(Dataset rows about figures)
—————

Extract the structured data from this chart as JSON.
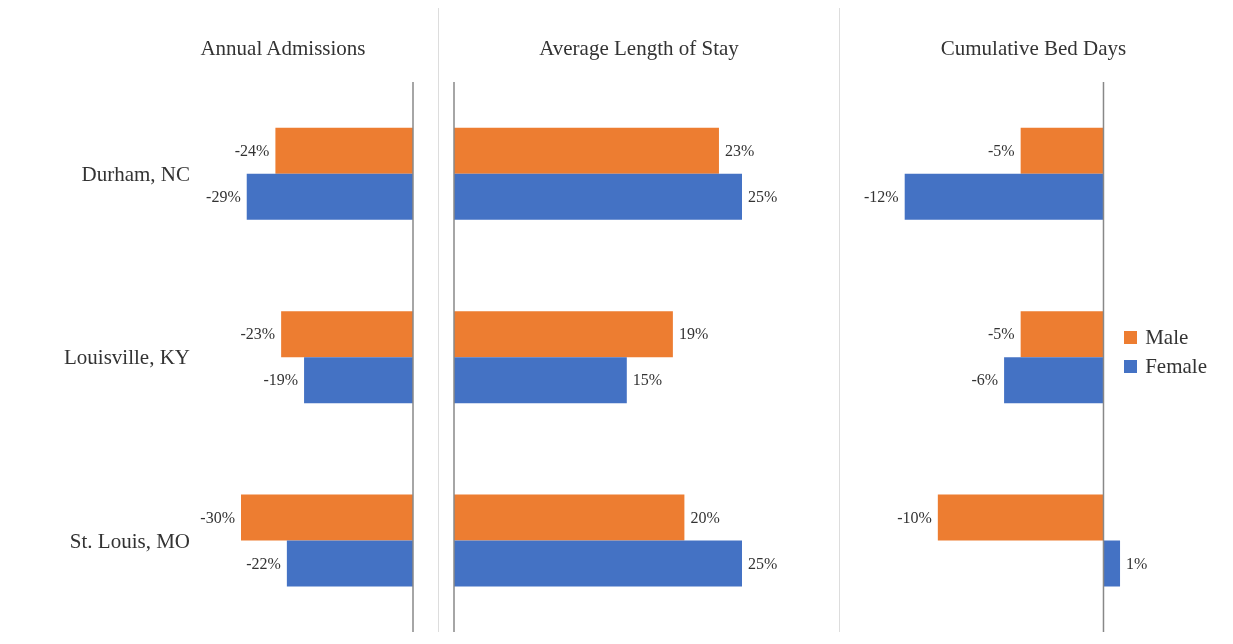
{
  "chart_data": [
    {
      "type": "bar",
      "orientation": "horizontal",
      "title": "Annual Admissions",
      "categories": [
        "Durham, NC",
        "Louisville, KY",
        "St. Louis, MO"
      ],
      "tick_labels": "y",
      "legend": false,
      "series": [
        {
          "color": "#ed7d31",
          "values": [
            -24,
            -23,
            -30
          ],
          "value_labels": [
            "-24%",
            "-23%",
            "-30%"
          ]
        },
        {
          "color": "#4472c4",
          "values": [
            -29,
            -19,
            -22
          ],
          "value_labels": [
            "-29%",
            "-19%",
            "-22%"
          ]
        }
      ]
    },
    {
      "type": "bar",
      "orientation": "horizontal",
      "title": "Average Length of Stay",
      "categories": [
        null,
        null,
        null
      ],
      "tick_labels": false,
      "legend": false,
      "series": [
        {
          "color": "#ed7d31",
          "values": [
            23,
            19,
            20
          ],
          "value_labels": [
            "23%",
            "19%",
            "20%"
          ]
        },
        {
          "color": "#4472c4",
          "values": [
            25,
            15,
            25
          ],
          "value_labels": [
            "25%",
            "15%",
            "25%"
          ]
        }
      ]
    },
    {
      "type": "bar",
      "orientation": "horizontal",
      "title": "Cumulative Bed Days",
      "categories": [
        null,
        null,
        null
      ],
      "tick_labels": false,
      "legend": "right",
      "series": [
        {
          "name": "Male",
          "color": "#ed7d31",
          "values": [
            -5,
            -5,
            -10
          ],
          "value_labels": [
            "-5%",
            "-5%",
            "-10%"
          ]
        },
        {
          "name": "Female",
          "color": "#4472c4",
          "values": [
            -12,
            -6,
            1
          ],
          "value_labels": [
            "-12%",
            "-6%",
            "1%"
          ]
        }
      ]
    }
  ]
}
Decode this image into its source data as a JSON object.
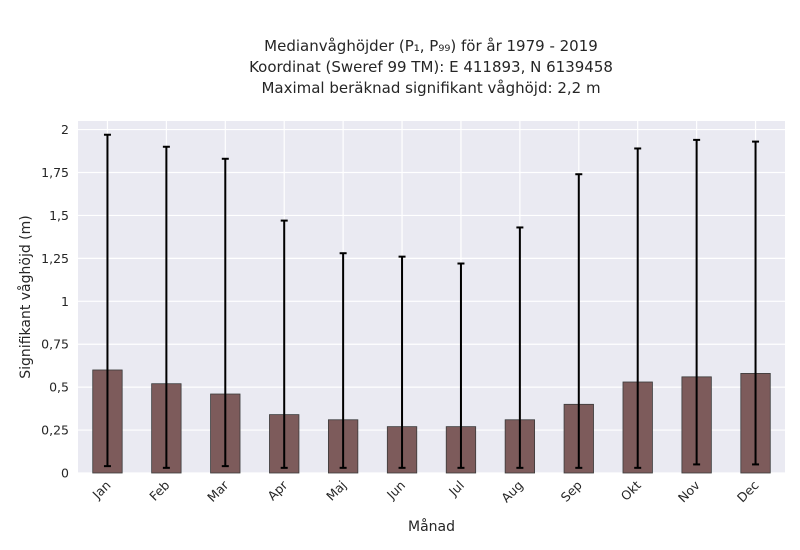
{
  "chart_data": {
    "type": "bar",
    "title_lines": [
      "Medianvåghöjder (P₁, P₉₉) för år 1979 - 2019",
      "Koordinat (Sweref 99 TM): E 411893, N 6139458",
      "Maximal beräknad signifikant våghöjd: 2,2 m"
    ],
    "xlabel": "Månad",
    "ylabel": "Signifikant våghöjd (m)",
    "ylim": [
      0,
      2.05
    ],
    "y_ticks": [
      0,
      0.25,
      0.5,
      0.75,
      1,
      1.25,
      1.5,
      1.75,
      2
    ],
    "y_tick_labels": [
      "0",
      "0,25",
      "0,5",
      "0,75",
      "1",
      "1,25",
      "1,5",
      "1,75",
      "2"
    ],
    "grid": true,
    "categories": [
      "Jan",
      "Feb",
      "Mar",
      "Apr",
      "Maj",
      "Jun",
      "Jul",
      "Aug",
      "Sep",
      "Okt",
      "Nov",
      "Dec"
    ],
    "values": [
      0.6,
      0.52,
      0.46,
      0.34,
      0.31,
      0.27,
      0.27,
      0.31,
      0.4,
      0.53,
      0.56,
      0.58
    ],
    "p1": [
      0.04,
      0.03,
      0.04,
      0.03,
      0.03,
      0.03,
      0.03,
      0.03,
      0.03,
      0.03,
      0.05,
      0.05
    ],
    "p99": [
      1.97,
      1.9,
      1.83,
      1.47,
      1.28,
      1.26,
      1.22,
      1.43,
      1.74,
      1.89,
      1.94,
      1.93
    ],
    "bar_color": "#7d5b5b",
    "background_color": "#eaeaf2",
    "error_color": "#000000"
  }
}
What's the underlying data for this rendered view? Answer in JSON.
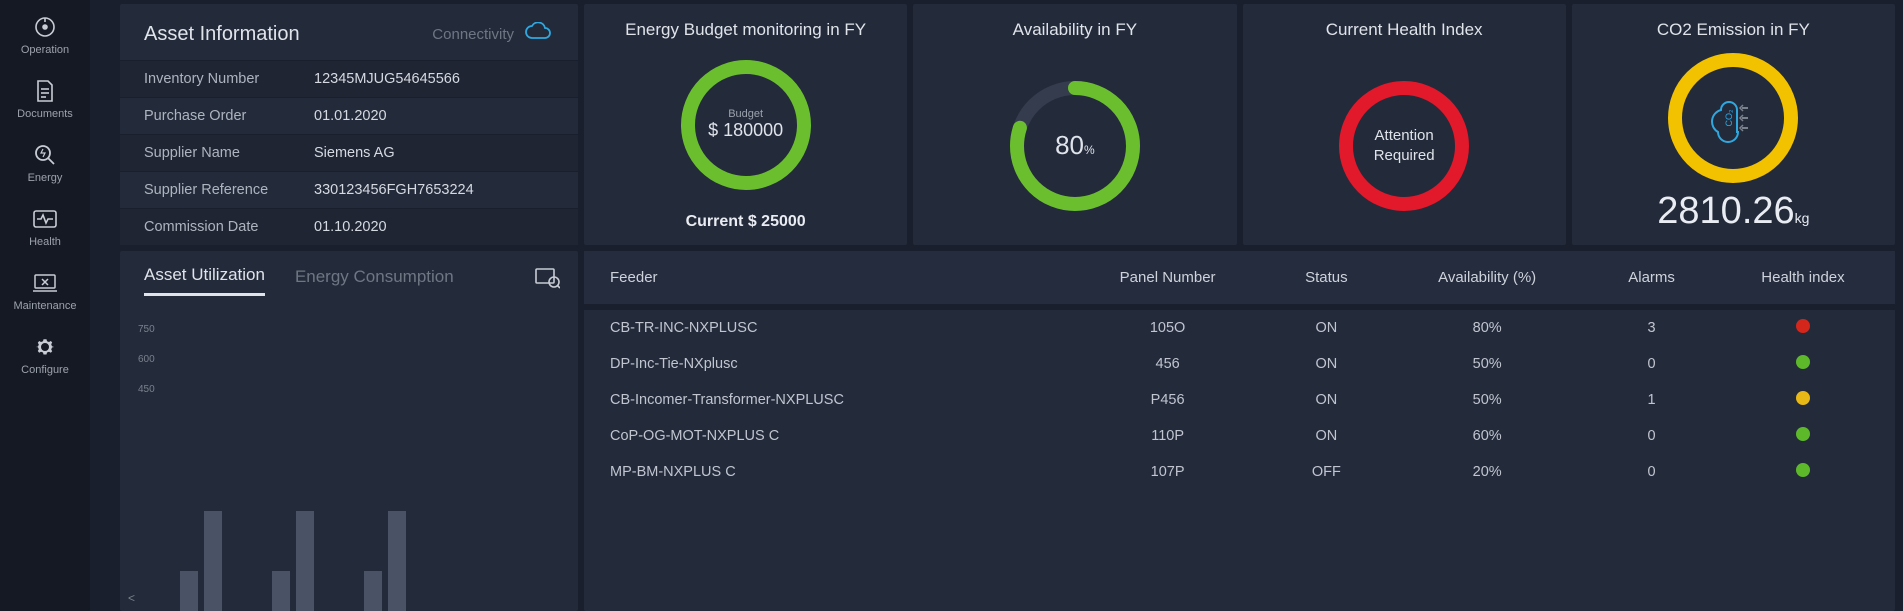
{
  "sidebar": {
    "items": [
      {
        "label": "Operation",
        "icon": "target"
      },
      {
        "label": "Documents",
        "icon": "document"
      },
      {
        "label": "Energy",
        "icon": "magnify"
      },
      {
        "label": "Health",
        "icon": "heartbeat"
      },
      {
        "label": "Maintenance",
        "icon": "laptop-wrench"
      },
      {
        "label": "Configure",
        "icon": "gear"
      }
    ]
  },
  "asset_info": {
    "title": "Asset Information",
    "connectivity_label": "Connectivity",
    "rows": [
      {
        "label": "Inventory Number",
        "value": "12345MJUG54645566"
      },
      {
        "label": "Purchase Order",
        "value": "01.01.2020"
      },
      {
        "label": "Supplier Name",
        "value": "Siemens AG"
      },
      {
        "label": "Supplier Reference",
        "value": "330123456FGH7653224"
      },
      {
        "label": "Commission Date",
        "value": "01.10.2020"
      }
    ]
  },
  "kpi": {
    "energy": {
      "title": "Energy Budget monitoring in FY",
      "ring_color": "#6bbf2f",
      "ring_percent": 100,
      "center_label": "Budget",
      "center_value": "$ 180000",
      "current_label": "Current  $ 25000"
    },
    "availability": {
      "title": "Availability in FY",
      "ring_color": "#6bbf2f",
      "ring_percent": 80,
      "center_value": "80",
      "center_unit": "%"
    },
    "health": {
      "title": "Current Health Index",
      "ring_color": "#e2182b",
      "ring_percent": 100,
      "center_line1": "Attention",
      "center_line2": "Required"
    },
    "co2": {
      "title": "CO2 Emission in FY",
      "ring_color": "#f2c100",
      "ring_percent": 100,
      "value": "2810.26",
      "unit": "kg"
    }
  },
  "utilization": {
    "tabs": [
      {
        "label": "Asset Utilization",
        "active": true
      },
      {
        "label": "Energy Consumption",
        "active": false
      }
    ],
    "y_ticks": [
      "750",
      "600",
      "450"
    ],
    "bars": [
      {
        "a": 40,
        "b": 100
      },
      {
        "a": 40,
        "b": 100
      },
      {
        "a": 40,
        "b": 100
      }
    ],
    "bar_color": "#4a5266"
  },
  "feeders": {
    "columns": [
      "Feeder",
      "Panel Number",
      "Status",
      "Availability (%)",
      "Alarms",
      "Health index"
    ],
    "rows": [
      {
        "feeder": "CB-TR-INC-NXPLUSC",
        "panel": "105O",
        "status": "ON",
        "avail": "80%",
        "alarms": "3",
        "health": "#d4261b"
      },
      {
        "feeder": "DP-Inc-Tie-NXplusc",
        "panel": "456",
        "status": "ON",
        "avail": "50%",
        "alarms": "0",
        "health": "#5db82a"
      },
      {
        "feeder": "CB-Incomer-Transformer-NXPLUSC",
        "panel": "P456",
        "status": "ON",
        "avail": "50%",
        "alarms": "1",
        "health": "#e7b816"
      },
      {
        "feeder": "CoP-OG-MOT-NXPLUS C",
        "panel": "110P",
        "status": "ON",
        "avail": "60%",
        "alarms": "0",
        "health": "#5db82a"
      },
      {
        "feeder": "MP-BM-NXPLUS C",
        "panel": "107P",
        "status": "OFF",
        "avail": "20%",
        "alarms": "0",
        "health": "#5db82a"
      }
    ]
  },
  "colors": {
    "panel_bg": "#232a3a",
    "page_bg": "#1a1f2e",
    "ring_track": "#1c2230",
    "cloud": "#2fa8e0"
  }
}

—————

Work instructions
Omit the pictures. Transcribe every record exactly.

Response
Extract the structured data from this chart as JSON.
{
  "chart_data": [
    {
      "type": "bar",
      "orientation": "horizontal",
      "title": "Annual Admissions",
      "categories": [
        "Durham, NC",
        "Louisville, KY",
        "St. Louis, MO"
      ],
      "tick_labels": "y",
      "legend": false,
      "series": [
        {
          "color": "#ed7d31",
          "values": [
            -24,
            -23,
            -30
          ],
          "value_labels": [
            "-24%",
            "-23%",
            "-30%"
          ]
        },
        {
          "color": "#4472c4",
          "values": [
            -29,
            -19,
            -22
          ],
          "value_labels": [
            "-29%",
            "-19%",
            "-22%"
          ]
        }
      ]
    },
    {
      "type": "bar",
      "orientation": "horizontal",
      "title": "Average Length of Stay",
      "categories": [
        null,
        null,
        null
      ],
      "tick_labels": false,
      "legend": false,
      "series": [
        {
          "color": "#ed7d31",
          "values": [
            23,
            19,
            20
          ],
          "value_labels": [
            "23%",
            "19%",
            "20%"
          ]
        },
        {
          "color": "#4472c4",
          "values": [
            25,
            15,
            25
          ],
          "value_labels": [
            "25%",
            "15%",
            "25%"
          ]
        }
      ]
    },
    {
      "type": "bar",
      "orientation": "horizontal",
      "title": "Cumulative Bed Days",
      "categories": [
        null,
        null,
        null
      ],
      "tick_labels": false,
      "legend": "right",
      "series": [
        {
          "name": "Male",
          "color": "#ed7d31",
          "values": [
            -5,
            -5,
            -10
          ],
          "value_labels": [
            "-5%",
            "-5%",
            "-10%"
          ]
        },
        {
          "name": "Female",
          "color": "#4472c4",
          "values": [
            -12,
            -6,
            1
          ],
          "value_labels": [
            "-12%",
            "-6%",
            "1%"
          ]
        }
      ]
    }
  ]
}
Decode this image into its source data as a JSON object.
{
  "chart_data": {
    "type": "bar",
    "title_lines": [
      "Medianvåghöjder (P₁, P₉₉) för år 1979 - 2019",
      "Koordinat (Sweref 99 TM): E 411893, N 6139458",
      "Maximal beräknad signifikant våghöjd: 2,2 m"
    ],
    "xlabel": "Månad",
    "ylabel": "Signifikant våghöjd (m)",
    "ylim": [
      0,
      2.05
    ],
    "y_ticks": [
      0,
      0.25,
      0.5,
      0.75,
      1,
      1.25,
      1.5,
      1.75,
      2
    ],
    "y_tick_labels": [
      "0",
      "0,25",
      "0,5",
      "0,75",
      "1",
      "1,25",
      "1,5",
      "1,75",
      "2"
    ],
    "grid": true,
    "categories": [
      "Jan",
      "Feb",
      "Mar",
      "Apr",
      "Maj",
      "Jun",
      "Jul",
      "Aug",
      "Sep",
      "Okt",
      "Nov",
      "Dec"
    ],
    "values": [
      0.6,
      0.52,
      0.46,
      0.34,
      0.31,
      0.27,
      0.27,
      0.31,
      0.4,
      0.53,
      0.56,
      0.58
    ],
    "p1": [
      0.04,
      0.03,
      0.04,
      0.03,
      0.03,
      0.03,
      0.03,
      0.03,
      0.03,
      0.03,
      0.05,
      0.05
    ],
    "p99": [
      1.97,
      1.9,
      1.83,
      1.47,
      1.28,
      1.26,
      1.22,
      1.43,
      1.74,
      1.89,
      1.94,
      1.93
    ],
    "bar_color": "#7d5b5b",
    "background_color": "#eaeaf2",
    "error_color": "#000000"
  }
}
What's the underlying data for this rendered view? Answer in JSON.
{
  "sidebar": {
    "items": [
      {
        "label": "Operation",
        "icon": "target"
      },
      {
        "label": "Documents",
        "icon": "document"
      },
      {
        "label": "Energy",
        "icon": "magnify"
      },
      {
        "label": "Health",
        "icon": "heartbeat"
      },
      {
        "label": "Maintenance",
        "icon": "laptop-wrench"
      },
      {
        "label": "Configure",
        "icon": "gear"
      }
    ]
  },
  "asset_info": {
    "title": "Asset Information",
    "connectivity_label": "Connectivity",
    "rows": [
      {
        "label": "Inventory Number",
        "value": "12345MJUG54645566"
      },
      {
        "label": "Purchase Order",
        "value": "01.01.2020"
      },
      {
        "label": "Supplier Name",
        "value": "Siemens AG"
      },
      {
        "label": "Supplier Reference",
        "value": "330123456FGH7653224"
      },
      {
        "label": "Commission Date",
        "value": "01.10.2020"
      }
    ]
  },
  "kpi": {
    "energy": {
      "title": "Energy Budget monitoring in FY",
      "ring_color": "#6bbf2f",
      "ring_percent": 100,
      "center_label": "Budget",
      "center_value": "$ 180000",
      "current_label": "Current  $ 25000"
    },
    "availability": {
      "title": "Availability in FY",
      "ring_color": "#6bbf2f",
      "ring_percent": 80,
      "center_value": "80",
      "center_unit": "%"
    },
    "health": {
      "title": "Current Health Index",
      "ring_color": "#e2182b",
      "ring_percent": 100,
      "center_line1": "Attention",
      "center_line2": "Required"
    },
    "co2": {
      "title": "CO2 Emission in FY",
      "ring_color": "#f2c100",
      "ring_percent": 100,
      "value": "2810.26",
      "unit": "kg"
    }
  },
  "utilization": {
    "tabs": [
      {
        "label": "Asset Utilization",
        "active": true
      },
      {
        "label": "Energy Consumption",
        "active": false
      }
    ],
    "y_ticks": [
      "750",
      "600",
      "450"
    ],
    "bars": [
      {
        "a": 40,
        "b": 100
      },
      {
        "a": 40,
        "b": 100
      },
      {
        "a": 40,
        "b": 100
      }
    ],
    "bar_color": "#4a5266"
  },
  "feeders": {
    "columns": [
      "Feeder",
      "Panel Number",
      "Status",
      "Availability (%)",
      "Alarms",
      "Health index"
    ],
    "rows": [
      {
        "feeder": "CB-TR-INC-NXPLUSC",
        "panel": "105O",
        "status": "ON",
        "avail": "80%",
        "alarms": "3",
        "health": "#d4261b"
      },
      {
        "feeder": "DP-Inc-Tie-NXplusc",
        "panel": "456",
        "status": "ON",
        "avail": "50%",
        "alarms": "0",
        "health": "#5db82a"
      },
      {
        "feeder": "CB-Incomer-Transformer-NXPLUSC",
        "panel": "P456",
        "status": "ON",
        "avail": "50%",
        "alarms": "1",
        "health": "#e7b816"
      },
      {
        "feeder": "CoP-OG-MOT-NXPLUS C",
        "panel": "110P",
        "status": "ON",
        "avail": "60%",
        "alarms": "0",
        "health": "#5db82a"
      },
      {
        "feeder": "MP-BM-NXPLUS C",
        "panel": "107P",
        "status": "OFF",
        "avail": "20%",
        "alarms": "0",
        "health": "#5db82a"
      }
    ]
  },
  "colors": {
    "panel_bg": "#232a3a",
    "page_bg": "#1a1f2e",
    "ring_track": "#1c2230",
    "cloud": "#2fa8e0"
  }
}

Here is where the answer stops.